## [Exercise task]
Select and copy out every line in the records containing "octobre".

Dataset rows:

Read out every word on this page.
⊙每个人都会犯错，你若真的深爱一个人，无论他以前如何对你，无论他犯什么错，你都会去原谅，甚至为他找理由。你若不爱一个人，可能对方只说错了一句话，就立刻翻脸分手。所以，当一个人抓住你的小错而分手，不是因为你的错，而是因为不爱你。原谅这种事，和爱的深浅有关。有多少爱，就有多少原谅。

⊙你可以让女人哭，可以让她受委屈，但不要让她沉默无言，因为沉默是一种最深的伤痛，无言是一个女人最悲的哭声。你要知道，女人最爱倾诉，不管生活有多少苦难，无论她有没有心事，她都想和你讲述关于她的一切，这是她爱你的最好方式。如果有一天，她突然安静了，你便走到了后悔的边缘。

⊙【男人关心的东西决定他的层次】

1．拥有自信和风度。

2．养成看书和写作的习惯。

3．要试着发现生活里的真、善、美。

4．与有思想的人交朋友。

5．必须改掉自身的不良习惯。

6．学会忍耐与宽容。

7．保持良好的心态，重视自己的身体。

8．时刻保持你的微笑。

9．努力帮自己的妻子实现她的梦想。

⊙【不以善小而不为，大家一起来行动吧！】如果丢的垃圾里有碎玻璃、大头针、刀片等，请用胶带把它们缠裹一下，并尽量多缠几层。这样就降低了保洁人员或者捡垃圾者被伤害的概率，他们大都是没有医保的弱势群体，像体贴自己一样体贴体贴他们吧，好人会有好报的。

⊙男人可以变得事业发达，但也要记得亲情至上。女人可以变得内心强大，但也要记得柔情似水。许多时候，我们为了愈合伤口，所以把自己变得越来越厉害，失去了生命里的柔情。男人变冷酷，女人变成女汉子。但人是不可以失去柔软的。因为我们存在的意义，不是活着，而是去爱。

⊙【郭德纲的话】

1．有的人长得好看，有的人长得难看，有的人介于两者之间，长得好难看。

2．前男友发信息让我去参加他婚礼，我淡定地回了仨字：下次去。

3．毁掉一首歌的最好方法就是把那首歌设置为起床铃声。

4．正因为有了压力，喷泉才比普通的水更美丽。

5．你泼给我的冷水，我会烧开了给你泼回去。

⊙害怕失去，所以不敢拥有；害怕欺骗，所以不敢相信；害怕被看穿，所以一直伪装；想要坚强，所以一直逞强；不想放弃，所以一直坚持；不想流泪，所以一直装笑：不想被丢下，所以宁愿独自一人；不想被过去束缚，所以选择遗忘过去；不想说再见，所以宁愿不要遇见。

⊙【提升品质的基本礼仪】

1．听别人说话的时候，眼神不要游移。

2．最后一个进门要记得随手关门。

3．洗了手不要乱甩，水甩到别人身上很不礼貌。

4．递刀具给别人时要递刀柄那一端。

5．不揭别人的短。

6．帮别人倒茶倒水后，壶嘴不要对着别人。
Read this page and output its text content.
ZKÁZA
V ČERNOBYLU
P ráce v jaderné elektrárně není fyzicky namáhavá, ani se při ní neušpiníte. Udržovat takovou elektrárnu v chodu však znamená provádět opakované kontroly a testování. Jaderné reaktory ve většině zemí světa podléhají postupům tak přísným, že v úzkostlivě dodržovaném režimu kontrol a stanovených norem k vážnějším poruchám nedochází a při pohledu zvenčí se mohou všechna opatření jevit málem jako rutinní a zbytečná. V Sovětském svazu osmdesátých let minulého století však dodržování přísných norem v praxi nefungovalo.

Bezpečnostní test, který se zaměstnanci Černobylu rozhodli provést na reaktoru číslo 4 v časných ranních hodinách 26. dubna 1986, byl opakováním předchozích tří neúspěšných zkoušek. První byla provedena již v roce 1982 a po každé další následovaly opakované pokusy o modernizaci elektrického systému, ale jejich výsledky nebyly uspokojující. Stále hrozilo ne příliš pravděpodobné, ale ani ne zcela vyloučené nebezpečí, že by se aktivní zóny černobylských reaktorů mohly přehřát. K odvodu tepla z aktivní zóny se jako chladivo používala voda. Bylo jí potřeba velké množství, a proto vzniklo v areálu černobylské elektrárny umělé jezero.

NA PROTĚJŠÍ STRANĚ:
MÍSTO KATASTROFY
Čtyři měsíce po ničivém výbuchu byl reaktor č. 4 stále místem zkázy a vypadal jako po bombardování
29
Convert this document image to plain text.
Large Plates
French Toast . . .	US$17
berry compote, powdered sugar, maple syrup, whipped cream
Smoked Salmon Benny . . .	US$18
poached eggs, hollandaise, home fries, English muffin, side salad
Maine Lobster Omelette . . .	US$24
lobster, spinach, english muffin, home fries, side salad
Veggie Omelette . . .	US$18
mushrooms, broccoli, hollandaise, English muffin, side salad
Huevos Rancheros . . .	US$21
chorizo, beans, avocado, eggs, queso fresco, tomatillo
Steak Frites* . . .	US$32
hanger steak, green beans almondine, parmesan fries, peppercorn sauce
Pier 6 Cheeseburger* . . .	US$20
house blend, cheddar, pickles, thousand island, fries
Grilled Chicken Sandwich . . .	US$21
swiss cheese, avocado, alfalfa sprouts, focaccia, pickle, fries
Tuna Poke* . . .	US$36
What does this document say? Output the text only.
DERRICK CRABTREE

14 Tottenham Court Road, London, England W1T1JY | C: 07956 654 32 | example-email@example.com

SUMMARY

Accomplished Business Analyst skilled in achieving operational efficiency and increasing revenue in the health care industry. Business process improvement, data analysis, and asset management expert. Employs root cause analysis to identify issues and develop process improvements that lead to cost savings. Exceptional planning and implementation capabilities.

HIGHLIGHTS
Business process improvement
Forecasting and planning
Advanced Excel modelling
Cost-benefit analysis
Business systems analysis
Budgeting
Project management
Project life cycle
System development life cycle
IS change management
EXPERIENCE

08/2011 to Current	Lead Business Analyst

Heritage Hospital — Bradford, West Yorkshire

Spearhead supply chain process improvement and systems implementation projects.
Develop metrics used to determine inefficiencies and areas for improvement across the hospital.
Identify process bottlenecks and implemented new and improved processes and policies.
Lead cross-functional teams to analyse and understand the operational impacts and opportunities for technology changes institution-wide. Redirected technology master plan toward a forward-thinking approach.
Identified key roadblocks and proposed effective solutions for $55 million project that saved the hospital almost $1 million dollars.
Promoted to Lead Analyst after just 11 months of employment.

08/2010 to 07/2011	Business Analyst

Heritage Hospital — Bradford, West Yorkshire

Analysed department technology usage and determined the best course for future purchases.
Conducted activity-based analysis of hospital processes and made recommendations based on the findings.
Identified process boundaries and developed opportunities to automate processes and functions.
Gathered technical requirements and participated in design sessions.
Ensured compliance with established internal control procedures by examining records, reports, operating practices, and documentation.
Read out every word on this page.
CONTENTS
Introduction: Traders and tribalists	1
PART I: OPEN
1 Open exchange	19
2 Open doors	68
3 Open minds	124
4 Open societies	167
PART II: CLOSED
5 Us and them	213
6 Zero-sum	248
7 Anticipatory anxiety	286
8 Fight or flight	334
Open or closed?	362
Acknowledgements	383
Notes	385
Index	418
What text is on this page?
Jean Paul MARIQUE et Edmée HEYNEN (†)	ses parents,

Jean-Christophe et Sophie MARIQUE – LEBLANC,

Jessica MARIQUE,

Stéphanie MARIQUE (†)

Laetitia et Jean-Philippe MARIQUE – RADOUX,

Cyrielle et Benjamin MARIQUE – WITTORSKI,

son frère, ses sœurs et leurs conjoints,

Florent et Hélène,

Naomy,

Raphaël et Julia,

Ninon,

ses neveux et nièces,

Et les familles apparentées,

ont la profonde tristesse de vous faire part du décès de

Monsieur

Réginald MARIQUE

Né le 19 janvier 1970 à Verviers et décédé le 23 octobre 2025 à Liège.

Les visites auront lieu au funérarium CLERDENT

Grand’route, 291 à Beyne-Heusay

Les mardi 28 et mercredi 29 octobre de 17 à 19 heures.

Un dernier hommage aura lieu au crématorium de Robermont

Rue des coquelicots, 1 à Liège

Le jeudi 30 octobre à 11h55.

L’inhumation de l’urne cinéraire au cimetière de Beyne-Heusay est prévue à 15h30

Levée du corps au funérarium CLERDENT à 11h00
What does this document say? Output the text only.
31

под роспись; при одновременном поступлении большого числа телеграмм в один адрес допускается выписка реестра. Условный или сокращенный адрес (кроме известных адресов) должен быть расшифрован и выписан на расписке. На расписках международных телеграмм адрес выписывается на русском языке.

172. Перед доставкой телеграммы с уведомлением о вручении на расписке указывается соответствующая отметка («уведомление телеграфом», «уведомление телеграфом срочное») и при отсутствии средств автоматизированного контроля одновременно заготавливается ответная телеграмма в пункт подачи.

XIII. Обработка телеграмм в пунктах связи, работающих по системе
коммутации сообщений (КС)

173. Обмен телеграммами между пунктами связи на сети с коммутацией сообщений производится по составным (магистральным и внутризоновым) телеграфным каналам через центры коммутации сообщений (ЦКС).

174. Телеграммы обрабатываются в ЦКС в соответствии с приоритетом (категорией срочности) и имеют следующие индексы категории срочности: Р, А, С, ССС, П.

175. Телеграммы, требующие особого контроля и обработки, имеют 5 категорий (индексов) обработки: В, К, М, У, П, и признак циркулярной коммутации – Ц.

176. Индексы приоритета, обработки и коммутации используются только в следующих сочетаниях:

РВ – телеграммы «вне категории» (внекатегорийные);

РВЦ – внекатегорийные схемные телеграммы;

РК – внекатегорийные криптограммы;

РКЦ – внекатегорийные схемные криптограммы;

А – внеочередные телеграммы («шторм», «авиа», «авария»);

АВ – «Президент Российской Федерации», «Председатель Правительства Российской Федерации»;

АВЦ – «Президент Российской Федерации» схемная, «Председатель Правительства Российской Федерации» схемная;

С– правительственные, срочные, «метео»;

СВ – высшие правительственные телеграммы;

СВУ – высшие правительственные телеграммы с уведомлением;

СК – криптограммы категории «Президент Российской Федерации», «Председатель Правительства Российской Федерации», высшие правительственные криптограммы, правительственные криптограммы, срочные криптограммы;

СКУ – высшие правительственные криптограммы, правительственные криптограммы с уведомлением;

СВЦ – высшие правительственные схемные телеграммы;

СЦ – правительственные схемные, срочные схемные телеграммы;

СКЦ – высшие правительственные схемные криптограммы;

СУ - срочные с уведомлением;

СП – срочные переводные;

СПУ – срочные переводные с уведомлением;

## [Reply to the exercise]
Né le 19 janvier 1970 à Verviers et décédé le 23 octobre 2025 à Liège.
Les mardi 28 et mercredi 29 octobre de 17 à 19 heures.
Le jeudi 30 octobre à 11h55.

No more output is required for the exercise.